Records excerpted from a collection:
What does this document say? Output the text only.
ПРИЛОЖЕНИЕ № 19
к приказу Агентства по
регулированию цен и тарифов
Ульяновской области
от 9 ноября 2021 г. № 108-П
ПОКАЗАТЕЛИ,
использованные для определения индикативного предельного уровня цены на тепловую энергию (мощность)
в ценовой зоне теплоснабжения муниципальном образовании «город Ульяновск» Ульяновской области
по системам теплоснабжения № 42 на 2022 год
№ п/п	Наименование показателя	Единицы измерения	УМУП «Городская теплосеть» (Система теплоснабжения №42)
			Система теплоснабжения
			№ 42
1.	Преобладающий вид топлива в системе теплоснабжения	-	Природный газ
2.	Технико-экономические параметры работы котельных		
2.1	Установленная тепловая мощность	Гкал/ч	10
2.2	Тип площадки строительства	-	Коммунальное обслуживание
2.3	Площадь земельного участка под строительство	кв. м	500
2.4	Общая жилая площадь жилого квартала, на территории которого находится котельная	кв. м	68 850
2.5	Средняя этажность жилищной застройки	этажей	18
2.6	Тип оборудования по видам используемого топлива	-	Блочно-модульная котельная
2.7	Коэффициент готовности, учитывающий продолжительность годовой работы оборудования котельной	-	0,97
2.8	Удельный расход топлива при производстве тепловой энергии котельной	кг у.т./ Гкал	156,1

To be done
Return every line holding the word "области" from the records.

The result
Ульяновской области
в ценовой зоне теплоснабжения муниципальном образовании «город Ульяновск» Ульяновской области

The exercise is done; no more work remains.